What you need to do: Present the data once more in exactly its original form.

Record list:

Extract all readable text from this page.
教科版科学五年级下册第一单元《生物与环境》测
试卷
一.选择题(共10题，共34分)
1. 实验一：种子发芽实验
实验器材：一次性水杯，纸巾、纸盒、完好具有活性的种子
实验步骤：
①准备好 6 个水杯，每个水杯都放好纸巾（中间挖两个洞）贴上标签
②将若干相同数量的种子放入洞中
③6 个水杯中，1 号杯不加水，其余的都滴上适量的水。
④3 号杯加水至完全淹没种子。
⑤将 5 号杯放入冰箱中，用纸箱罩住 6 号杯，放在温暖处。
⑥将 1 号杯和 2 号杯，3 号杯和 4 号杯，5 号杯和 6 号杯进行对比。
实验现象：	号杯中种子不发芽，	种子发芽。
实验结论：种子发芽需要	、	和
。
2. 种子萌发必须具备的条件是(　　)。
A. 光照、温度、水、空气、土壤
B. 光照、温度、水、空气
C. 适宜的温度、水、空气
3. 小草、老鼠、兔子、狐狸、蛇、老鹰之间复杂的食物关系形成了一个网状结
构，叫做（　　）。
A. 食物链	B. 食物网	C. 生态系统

Response:
Extract all readable text from this page.
教科版科学五年级下册第一单元《生物与环境》测
试卷
一.选择题(共10题，共34分)
1. 实验一：种子发芽实验
实验器材：一次性水杯，纸巾、纸盒、完好具有活性的种子
实验步骤：
①准备好 6 个水杯，每个水杯都放好纸巾（中间挖两个洞）贴上标签
②将若干相同数量的种子放入洞中
③6 个水杯中，1 号杯不加水，其余的都滴上适量的水。
④3 号杯加水至完全淹没种子。
⑤将 5 号杯放入冰箱中，用纸箱罩住 6 号杯，放在温暖处。
⑥将 1 号杯和 2 号杯，3 号杯和 4 号杯，5 号杯和 6 号杯进行对比。
实验现象：	号杯中种子不发芽，	种子发芽。
实验结论：种子发芽需要	、	和
。
2. 种子萌发必须具备的条件是(　　)。
A. 光照、温度、水、空气、土壤
B. 光照、温度、水、空气
C. 适宜的温度、水、空气
3. 小草、老鼠、兔子、狐狸、蛇、老鹰之间复杂的食物关系形成了一个网状结
构，叫做（　　）。
A. 食物链	B. 食物网	C. 生态系统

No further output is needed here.